■ **STATED PROBLEM**:
Your task is to reproduce the entries below word for word.
* * *
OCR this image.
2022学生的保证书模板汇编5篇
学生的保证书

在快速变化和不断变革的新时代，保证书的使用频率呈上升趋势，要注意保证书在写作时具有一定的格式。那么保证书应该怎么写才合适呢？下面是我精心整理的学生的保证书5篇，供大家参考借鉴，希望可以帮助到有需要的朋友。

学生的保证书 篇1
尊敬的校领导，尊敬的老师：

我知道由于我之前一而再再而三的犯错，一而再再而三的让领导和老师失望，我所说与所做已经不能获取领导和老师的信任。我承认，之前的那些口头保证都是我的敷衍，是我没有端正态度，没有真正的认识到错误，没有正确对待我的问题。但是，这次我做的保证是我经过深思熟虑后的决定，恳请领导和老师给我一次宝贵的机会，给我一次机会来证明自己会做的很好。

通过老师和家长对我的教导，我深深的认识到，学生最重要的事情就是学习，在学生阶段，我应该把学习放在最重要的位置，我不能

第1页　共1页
* * *
■ **RESPONSE TO THIS EXERCISE**:
OCR this image.
2022学生的保证书模板汇编5篇
学生的保证书

在快速变化和不断变革的新时代，保证书的使用频率呈上升趋势，要注意保证书在写作时具有一定的格式。那么保证书应该怎么写才合适呢？下面是我精心整理的学生的保证书5篇，供大家参考借鉴，希望可以帮助到有需要的朋友。

学生的保证书 篇1
尊敬的校领导，尊敬的老师：

我知道由于我之前一而再再而三的犯错，一而再再而三的让领导和老师失望，我所说与所做已经不能获取领导和老师的信任。我承认，之前的那些口头保证都是我的敷衍，是我没有端正态度，没有真正的认识到错误，没有正确对待我的问题。但是，这次我做的保证是我经过深思熟虑后的决定，恳请领导和老师给我一次宝贵的机会，给我一次机会来证明自己会做的很好。

通过老师和家长对我的教导，我深深的认识到，学生最重要的事情就是学习，在学生阶段，我应该把学习放在最重要的位置，我不能

第1页　共1页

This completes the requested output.